Render the following material again verbatim, leaving nothing out.

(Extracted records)
***

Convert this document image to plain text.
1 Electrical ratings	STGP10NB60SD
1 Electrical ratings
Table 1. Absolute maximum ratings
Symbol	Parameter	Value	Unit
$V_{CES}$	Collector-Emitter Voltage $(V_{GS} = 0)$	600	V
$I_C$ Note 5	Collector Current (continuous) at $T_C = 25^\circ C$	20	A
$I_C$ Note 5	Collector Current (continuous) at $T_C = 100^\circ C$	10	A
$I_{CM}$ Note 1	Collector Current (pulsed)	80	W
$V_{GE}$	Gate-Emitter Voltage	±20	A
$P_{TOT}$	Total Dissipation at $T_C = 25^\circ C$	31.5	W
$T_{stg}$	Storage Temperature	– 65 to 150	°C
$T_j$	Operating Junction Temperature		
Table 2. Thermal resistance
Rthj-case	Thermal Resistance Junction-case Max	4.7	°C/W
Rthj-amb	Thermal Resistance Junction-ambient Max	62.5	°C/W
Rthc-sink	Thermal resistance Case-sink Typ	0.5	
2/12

***

- EXERCISE ANSWER -
Convert this document image to plain text.
1 Electrical ratings	STGP10NB60SD
1 Electrical ratings
Table 1. Absolute maximum ratings
Symbol	Parameter	Value	Unit
$V_{CES}$	Collector-Emitter Voltage $(V_{GS} = 0)$	600	V
$I_C$ Note 5	Collector Current (continuous) at $T_C = 25^\circ C$	20	A
$I_C$ Note 5	Collector Current (continuous) at $T_C = 100^\circ C$	10	A
$I_{CM}$ Note 1	Collector Current (pulsed)	80	W
$V_{GE}$	Gate-Emitter Voltage	±20	A
$P_{TOT}$	Total Dissipation at $T_C = 25^\circ C$	31.5	W
$T_{stg}$	Storage Temperature	– 65 to 150	°C
$T_j$	Operating Junction Temperature		
Table 2. Thermal resistance
Rthj-case	Thermal Resistance Junction-case Max	4.7	°C/W
Rthj-amb	Thermal Resistance Junction-ambient Max	62.5	°C/W
Rthc-sink	Thermal resistance Case-sink Typ	0.5	
2/12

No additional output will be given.